What you need to do - Find the lines that contain the word "hace" and copy each one.

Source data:

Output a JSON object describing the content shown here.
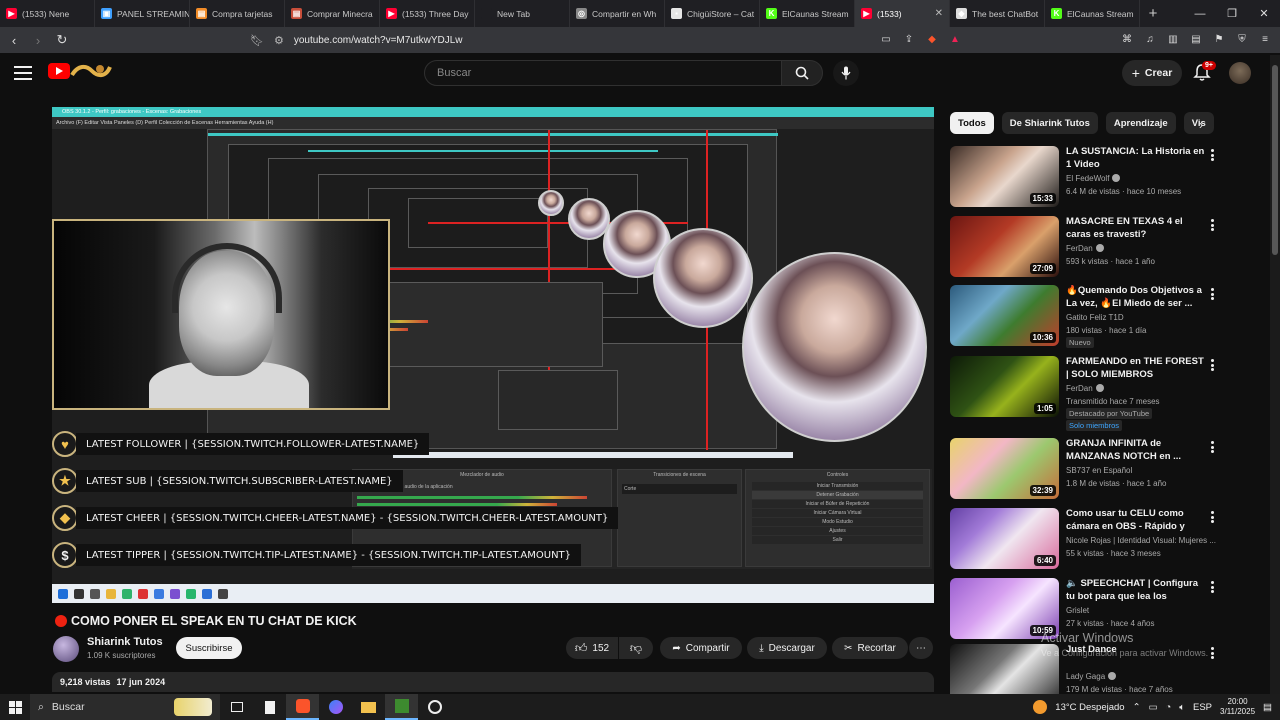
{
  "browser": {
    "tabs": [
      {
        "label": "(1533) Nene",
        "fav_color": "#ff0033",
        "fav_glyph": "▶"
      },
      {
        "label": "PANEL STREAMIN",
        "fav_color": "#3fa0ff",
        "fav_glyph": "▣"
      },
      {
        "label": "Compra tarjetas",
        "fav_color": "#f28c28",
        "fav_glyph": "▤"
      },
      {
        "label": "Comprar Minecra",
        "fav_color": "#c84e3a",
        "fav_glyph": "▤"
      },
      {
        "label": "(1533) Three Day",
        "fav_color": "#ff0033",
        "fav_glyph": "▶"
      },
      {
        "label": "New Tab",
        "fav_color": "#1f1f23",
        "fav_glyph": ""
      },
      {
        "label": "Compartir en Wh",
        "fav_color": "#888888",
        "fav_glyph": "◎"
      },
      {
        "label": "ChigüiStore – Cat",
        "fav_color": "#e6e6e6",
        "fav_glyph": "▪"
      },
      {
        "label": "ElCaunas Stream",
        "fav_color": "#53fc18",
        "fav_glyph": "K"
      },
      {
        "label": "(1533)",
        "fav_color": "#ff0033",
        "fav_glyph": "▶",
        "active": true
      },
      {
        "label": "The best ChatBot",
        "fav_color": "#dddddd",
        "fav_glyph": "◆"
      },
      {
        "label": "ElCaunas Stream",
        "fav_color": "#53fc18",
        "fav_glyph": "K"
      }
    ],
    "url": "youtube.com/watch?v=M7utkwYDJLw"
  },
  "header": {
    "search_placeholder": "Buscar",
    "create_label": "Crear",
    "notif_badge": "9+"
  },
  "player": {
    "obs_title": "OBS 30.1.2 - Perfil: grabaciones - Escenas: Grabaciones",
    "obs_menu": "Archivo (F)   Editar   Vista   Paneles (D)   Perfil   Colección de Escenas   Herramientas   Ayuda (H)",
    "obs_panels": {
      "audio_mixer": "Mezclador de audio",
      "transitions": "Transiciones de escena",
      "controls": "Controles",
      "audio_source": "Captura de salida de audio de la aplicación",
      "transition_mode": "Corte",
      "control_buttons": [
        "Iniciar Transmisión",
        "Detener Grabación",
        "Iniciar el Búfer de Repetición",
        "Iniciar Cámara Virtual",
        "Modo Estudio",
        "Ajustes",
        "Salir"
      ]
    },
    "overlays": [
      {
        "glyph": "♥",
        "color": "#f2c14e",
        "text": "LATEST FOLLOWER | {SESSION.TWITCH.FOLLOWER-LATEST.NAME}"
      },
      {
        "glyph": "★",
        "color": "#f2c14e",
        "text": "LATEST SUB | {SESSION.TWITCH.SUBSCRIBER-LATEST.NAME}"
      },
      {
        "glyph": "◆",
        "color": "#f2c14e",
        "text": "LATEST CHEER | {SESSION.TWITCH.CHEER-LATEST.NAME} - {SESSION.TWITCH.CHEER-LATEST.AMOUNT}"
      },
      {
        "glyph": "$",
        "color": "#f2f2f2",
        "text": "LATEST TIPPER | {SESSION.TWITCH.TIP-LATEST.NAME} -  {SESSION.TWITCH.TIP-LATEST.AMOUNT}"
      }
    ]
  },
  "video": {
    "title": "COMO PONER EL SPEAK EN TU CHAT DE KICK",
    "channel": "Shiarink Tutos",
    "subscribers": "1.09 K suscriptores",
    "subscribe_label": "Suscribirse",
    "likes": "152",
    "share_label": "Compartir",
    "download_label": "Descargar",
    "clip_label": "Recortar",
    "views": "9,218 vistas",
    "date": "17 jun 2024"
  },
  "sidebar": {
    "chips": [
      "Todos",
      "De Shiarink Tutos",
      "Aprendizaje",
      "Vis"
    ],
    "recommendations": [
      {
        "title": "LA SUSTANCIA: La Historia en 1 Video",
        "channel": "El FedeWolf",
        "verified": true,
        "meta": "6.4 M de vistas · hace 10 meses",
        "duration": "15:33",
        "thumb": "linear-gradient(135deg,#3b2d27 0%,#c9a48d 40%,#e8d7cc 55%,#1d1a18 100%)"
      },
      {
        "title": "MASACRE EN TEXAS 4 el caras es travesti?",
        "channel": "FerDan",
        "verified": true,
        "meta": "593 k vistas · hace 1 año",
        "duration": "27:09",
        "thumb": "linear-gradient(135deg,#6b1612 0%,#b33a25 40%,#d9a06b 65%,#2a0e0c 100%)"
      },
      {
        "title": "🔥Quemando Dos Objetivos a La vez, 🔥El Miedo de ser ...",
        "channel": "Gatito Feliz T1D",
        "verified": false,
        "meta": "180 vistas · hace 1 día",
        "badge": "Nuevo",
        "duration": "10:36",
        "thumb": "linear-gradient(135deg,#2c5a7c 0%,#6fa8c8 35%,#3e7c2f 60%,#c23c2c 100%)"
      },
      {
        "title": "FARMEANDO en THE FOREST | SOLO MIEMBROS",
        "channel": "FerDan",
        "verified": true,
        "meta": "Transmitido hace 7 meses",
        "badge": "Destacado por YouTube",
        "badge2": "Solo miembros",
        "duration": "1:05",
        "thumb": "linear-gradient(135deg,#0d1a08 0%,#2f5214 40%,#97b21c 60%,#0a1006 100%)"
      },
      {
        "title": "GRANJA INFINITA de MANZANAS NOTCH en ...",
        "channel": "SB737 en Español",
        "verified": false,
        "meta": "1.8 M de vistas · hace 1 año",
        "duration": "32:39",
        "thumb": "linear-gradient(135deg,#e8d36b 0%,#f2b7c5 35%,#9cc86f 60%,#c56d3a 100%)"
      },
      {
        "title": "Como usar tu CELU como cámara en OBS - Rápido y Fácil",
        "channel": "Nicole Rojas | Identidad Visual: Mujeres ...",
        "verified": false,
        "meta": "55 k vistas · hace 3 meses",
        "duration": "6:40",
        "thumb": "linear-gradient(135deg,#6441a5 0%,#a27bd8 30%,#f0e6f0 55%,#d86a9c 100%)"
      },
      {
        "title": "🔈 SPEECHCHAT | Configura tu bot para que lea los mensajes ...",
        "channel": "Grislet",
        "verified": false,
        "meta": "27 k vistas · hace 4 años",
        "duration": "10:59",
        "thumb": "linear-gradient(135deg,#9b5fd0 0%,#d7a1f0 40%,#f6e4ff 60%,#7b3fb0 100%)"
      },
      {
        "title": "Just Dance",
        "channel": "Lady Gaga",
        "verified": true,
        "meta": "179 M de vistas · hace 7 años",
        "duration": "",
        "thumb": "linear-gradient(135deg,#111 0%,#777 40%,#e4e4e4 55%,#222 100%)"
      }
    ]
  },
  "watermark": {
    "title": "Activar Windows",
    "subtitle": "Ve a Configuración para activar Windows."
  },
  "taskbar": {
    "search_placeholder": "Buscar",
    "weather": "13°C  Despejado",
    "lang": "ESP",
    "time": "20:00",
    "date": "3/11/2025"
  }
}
* * *
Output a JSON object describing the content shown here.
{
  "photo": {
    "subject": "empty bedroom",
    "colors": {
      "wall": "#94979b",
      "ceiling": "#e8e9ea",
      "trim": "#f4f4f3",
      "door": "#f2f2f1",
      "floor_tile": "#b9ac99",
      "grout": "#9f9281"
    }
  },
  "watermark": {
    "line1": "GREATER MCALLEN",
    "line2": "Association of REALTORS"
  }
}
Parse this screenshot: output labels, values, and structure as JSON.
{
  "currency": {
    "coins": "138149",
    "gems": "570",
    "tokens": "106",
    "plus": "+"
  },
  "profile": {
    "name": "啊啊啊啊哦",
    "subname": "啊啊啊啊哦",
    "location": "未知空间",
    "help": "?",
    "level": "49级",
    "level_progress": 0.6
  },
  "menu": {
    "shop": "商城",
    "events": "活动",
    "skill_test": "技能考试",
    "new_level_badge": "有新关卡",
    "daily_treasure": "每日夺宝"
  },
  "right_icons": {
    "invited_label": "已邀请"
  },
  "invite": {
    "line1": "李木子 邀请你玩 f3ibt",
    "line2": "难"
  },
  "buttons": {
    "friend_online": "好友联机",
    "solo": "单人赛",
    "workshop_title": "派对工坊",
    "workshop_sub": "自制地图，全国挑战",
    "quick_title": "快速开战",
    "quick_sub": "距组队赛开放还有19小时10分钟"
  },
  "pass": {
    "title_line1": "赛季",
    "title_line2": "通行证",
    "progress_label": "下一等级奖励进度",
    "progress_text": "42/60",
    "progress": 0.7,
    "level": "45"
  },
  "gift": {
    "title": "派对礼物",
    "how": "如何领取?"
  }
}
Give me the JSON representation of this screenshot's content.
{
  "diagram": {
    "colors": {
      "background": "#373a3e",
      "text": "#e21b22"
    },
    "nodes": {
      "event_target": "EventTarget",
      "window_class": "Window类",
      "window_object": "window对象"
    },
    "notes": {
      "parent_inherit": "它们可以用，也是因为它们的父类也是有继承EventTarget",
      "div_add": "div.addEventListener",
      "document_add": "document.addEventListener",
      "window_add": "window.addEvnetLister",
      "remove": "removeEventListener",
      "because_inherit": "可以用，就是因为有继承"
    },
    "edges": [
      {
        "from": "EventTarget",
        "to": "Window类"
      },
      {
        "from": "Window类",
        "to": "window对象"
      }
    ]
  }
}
...
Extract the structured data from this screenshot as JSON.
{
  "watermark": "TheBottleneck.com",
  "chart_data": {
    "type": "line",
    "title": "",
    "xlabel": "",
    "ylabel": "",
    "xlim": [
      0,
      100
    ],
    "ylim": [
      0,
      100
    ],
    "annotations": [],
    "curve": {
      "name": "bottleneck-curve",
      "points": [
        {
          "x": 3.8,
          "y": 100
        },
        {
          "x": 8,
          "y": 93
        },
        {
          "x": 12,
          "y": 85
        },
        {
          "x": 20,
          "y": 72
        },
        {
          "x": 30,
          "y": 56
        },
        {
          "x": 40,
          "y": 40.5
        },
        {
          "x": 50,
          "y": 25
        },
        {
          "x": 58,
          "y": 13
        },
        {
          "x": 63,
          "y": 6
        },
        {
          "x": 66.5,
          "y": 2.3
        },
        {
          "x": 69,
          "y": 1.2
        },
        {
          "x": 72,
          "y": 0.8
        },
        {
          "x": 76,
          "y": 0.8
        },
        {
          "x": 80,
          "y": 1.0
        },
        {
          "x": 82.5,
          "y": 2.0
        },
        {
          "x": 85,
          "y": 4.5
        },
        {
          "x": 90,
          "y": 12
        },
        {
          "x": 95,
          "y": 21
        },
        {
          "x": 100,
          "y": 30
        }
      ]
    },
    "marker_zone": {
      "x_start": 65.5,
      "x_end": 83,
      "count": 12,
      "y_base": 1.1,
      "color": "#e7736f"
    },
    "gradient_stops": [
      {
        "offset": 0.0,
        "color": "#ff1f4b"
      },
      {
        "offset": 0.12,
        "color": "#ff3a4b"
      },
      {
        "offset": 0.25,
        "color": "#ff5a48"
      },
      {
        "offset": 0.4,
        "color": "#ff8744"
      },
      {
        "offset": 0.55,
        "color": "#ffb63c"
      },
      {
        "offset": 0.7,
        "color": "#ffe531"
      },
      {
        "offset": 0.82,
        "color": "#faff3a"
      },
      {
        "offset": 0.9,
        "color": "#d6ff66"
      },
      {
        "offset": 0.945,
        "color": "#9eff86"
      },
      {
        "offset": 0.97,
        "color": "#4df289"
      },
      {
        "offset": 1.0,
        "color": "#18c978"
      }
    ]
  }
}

Full solution -
        "meta": "6.4 M de vistas · hace 10 meses",
        "meta": "593 k vistas · hace 1 año",
        "meta": "180 vistas · hace 1 día",
        "meta": "Transmitido hace 7 meses",
        "meta": "1.8 M de vistas · hace 1 año",
        "meta": "55 k vistas · hace 3 meses",
        "meta": "27 k vistas · hace 4 años",
        "meta": "179 M de vistas · hace 7 años",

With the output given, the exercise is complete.